*PROBLEM TO SOLVE*. Continue the forum thread below on using PCA in Matlab, writing the next part after its final line.

*TEXT SECTION*.
PCA [Matlab]

Prev: A bug in avifile?
Next: Parallel port

From: Greg Heath on 5 Sep 2006 22:59

Gian Piero Bandieramonte wrote:
> >> But is it only this scenario
> >> that makes inappropriate the use of PCA with classification
> problems?
> >> I got a 37-dimensional data, not a 3D data, and it is really
> tough to
> >> see if this scenario is happening to me. I don't know if there
> are
> >> matlab tools to assit me on this, or some theories....
>
> >You still haven't indicated the type of classifier you are using.
>
> The type of classifier I'm using is RBF (Radial Basis Networks) ,
> specifically using the function newrb.
>
> >> Greg said that if my test set is sufficiently large, then I
> could
> >> apply PCA with no correctness problems. My test data has been
> really
> >> large enough so there is no problem with it.
>
> > How large is it?
>
> Well, the mean of the sizes of the test sets is aprox 3000 rows. I
> hope this is large enough....
>
> >> But now another problem
> >> arises: if I now want to simulate my network
>
> > Is this a neural network model?
>
> Yes it is a neural network model.
>
> > That is exactly what I've been talking about!
> >
> > This is an insufficiently large test set for your method to deal
> > with.
> >
> > Reread my original post. Also read my post on pretraining advice.
> >
> > Hope this helps.
> >
> > Greg
>
> I first test my network with many test sets, of which the correct
> outputs are known, and of which the mean of those sets is 3000 (as I
> mentioned earlier on this reply). Then I simulate the network with
> other test set, of which whom the size is 1. As you said, it is too
> small and need to apply some transform, and you on other replies
> explained
>
> "You have to use the transformation matrix from the 1st batch
> to transform the second batch (instead of performing PCA on the
> second batch).
>
> I use eigs(corcoeff(X)) for PCA (instead of princomps), so
> I don't know if the transformation matrix is available to you
> without solving T*X = PC using T = X/PC."
>
> I don't get well from where I obtain the transformation matrix. Does
> eigs(corcoeff(X)) returns the transformation matrix?

Sorry.

I wrote that formula to explain why I can't help with the details of
using PRINCOMP... I do not use it. I was not suggesting that
you replace it with what i do.

The other point I was trying to make is "if you have input matrix
X and the resulting matrix PC from PRINCOMP, you can use
slash to determine a transformation matrix T. However, I don't
see why PRINCOMP or a related function doesn't provide T
directly.

> The corcoeff
> function is in fact the corrcoef function of matlab to obtain the
> correlation coefficients? Is X the 1st batch? Do I multiply the
> transformation matrix to the second batch as to transform it?

Yes. However, the transformation matrix for standardized
variables is obtained from the eigenvectors of the correlation
coefficient matrix.

> Thanks for your help...

You're welcome.

Hope this helps.

*RECORD EXCERPTS*.

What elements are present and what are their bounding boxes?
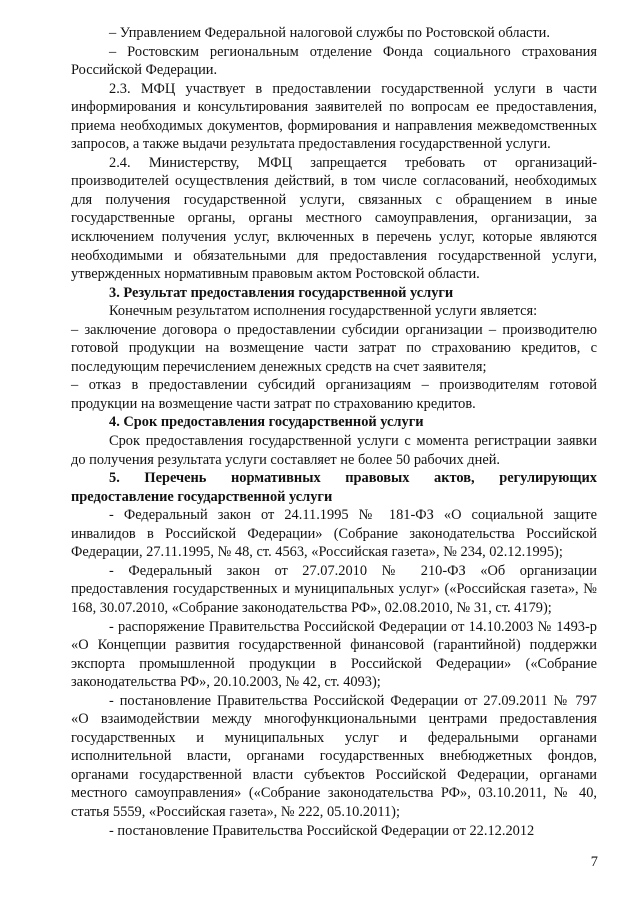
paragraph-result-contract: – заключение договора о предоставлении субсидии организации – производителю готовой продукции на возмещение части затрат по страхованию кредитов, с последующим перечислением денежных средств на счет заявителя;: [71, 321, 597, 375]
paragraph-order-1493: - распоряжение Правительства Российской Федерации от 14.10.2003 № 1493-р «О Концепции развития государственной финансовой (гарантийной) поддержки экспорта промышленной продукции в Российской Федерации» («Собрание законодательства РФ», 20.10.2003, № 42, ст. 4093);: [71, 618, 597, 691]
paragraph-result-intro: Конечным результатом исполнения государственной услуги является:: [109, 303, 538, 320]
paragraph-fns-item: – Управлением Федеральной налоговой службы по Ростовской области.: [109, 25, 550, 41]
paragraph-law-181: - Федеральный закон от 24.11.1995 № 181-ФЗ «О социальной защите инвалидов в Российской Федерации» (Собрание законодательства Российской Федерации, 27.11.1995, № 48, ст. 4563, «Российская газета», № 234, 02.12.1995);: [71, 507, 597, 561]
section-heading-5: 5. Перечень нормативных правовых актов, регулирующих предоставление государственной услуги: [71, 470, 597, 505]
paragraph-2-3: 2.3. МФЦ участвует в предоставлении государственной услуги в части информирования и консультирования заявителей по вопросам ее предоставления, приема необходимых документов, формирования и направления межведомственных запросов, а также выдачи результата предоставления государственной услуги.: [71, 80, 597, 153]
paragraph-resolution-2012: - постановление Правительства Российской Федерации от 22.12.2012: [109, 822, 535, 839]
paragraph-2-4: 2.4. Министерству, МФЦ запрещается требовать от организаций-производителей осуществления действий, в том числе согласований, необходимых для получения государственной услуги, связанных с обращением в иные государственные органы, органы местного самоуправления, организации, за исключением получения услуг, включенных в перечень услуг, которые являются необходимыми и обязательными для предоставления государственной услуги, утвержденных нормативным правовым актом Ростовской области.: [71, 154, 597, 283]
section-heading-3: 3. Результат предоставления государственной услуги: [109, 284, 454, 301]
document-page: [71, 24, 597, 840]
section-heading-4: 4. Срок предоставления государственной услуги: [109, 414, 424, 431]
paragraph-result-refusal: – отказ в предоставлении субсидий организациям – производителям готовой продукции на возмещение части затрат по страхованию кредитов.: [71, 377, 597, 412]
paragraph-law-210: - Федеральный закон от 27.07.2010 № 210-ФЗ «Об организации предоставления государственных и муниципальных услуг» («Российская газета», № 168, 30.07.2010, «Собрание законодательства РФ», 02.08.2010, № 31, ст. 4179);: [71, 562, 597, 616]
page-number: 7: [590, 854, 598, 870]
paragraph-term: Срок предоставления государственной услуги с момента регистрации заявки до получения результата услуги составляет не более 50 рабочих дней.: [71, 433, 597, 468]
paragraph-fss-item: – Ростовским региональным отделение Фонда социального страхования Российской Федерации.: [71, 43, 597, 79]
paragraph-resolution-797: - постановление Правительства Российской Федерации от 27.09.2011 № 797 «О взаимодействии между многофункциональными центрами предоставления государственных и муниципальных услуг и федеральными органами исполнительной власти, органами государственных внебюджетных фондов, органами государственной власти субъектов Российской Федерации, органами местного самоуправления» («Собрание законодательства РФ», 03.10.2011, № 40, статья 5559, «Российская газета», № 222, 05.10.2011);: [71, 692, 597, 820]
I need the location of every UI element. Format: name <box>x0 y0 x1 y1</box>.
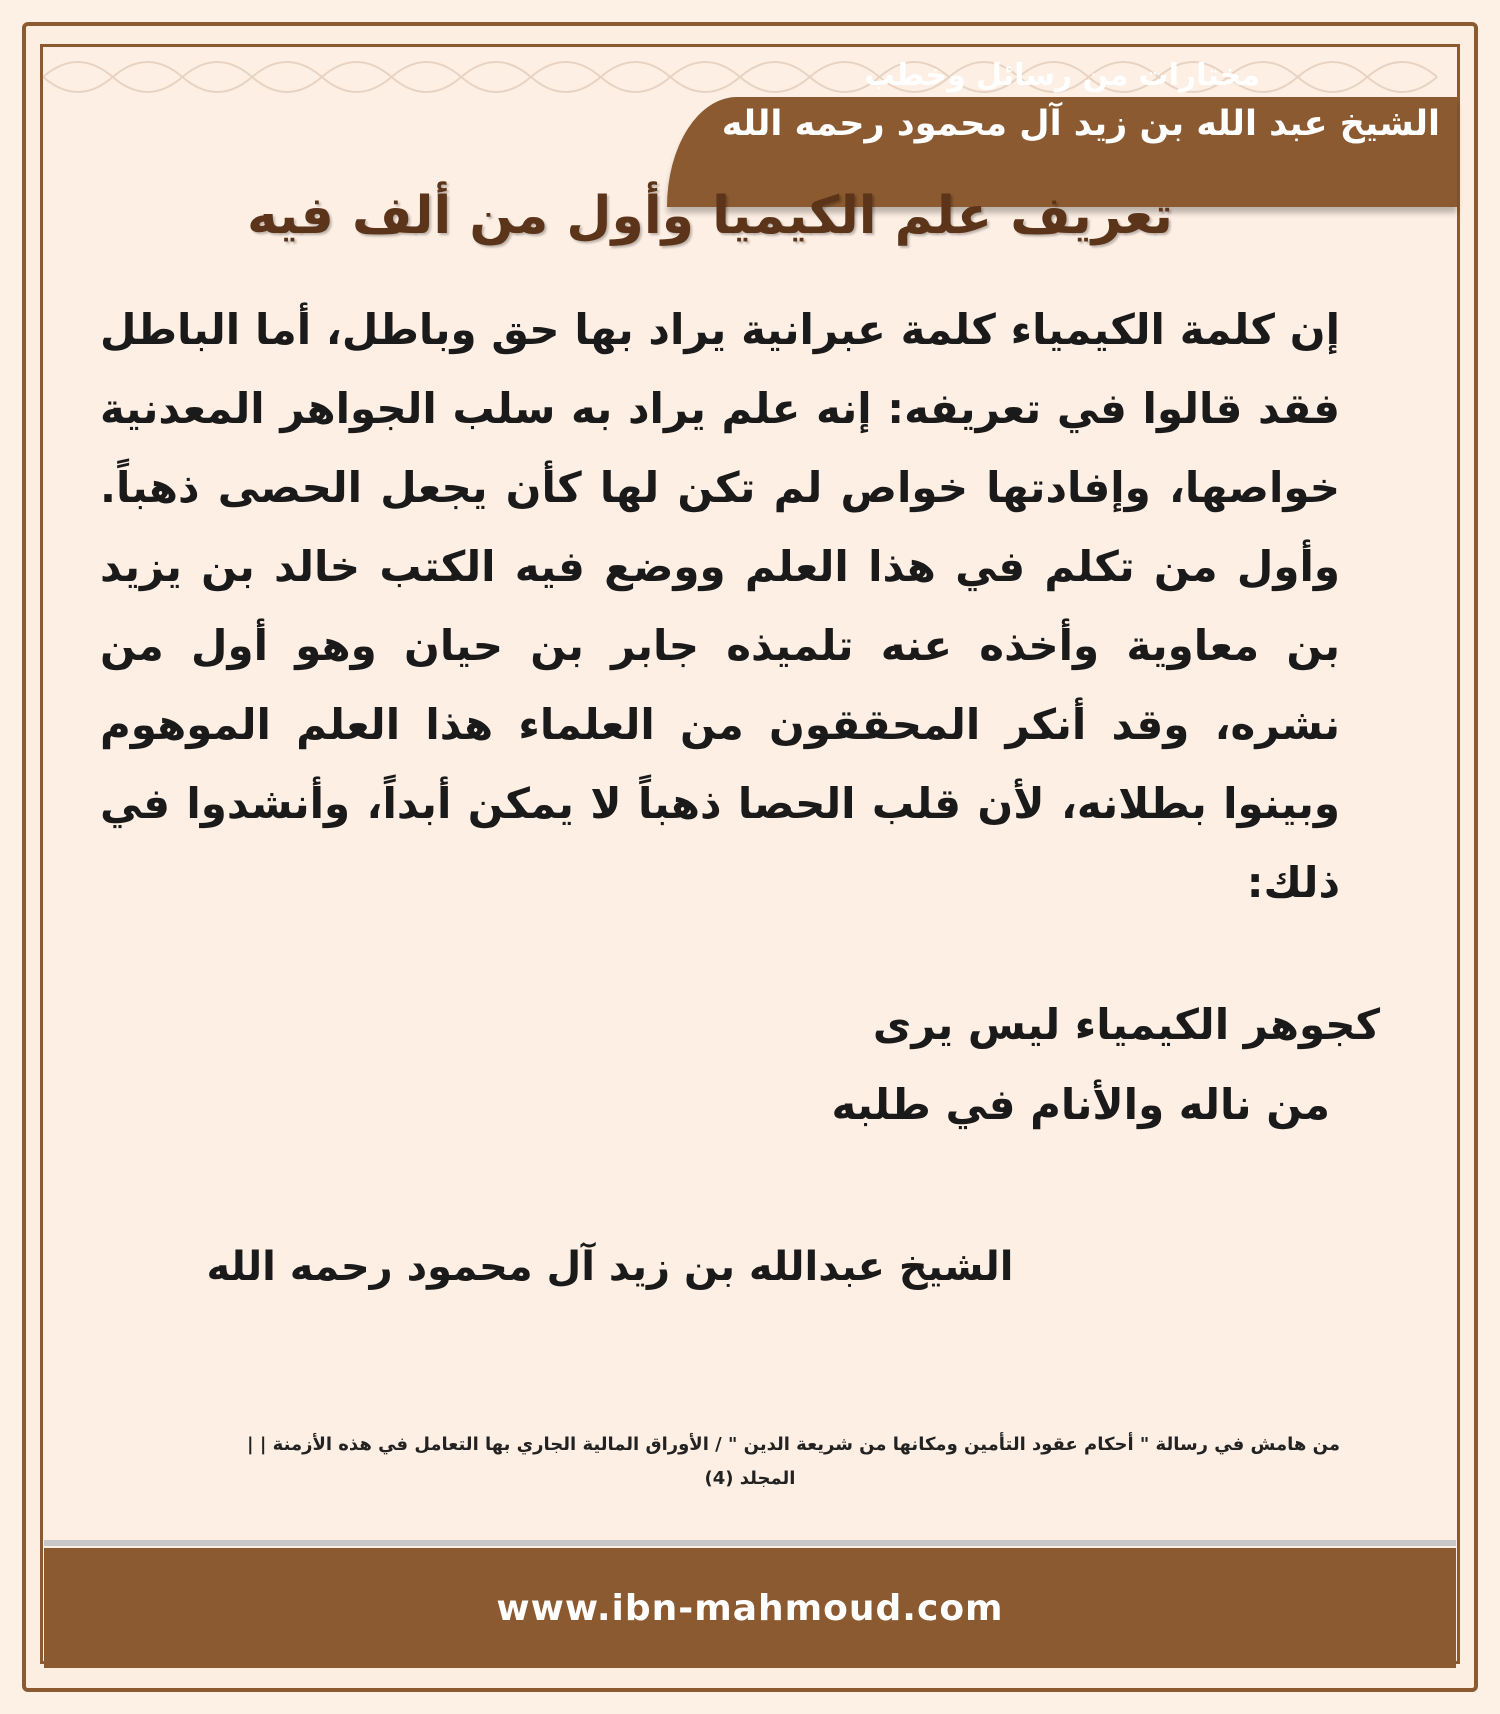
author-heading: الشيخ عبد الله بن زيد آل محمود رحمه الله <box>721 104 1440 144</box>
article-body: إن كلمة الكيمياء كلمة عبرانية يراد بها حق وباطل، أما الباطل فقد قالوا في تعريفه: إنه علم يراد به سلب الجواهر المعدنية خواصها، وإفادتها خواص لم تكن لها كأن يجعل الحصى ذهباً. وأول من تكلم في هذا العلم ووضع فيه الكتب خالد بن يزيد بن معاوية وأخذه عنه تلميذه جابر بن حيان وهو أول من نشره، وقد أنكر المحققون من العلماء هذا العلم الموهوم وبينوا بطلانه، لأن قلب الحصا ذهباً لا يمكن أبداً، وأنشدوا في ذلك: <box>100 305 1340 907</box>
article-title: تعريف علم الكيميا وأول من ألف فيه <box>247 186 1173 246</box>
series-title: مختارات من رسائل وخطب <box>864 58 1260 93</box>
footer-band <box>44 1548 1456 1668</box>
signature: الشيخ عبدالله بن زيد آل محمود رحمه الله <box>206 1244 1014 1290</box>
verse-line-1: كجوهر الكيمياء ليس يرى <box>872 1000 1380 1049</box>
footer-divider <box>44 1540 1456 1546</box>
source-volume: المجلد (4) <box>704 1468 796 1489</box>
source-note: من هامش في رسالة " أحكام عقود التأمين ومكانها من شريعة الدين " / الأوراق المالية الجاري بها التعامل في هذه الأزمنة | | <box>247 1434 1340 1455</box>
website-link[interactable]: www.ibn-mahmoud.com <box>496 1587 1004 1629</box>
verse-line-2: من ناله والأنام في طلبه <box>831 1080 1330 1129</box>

*RESPONSE FOR THIS EXERCISE*.
Greg

From: Greg Heath on 6 Sep 2006 08:37

Greg Heath wrote:
> Gian Piero Bandieramonte wrote:
> > >> But is it only this scenario
> > >> that makes inappropriate the use of PCA with classification
> > problems?
> > >> I got a 37-dimensional data, not a 3D data, and it is really
> > tough to
> > >> see if this scenario is happening to me. I don't know if there
> > are
> > >> matlab tools to assit me on this, or some theories....
> >
> > >You still haven't indicated the type of classifier you are using.
> >
> > The type of classifier I'm using is RBF (Radial Basis Networks) ,
> > specifically using the function newrb.
> >
> > >> Greg said that if my test set is sufficiently large, then I
> > could
> > >> apply PCA with no correctness problems. My test data has been
> > really
> > >> large enough so there is no problem with it.
> >
> > > How large is it?
> >
> > Well, the mean of the sizes of the test sets is aprox 3000 rows. I
> > hope this is large enough....
> >
> > >> But now another problem
> > >> arises: if I now want to simulate my network
> >
> > > Is this a neural network model?
> >
> > Yes it is a neural network model.
> >
> > > That is exactly what I've been talking about!
> > >
> > > This is an insufficiently large test set for your method to deal
> > > with.
> > >
> > > Reread my original post. Also read my post on pretraining advice.
> > >
> > > Hope this helps.
> > >
> > > Greg
> >
> > I first test my network with many test sets, of which the correct
> > outputs are known, and of which the mean of those sets is 3000 (as I
> > mentioned earlier on this reply). Then I simulate the network with
> > other test set, of which whom the size is 1. As you said, it is too
> > small and need to apply some transform, and you on other replies
> > explained
> >
> > "You have to use the transformation matrix from the 1st batch
> > to transform the second batch (instead of performing PCA on the
> > second batch).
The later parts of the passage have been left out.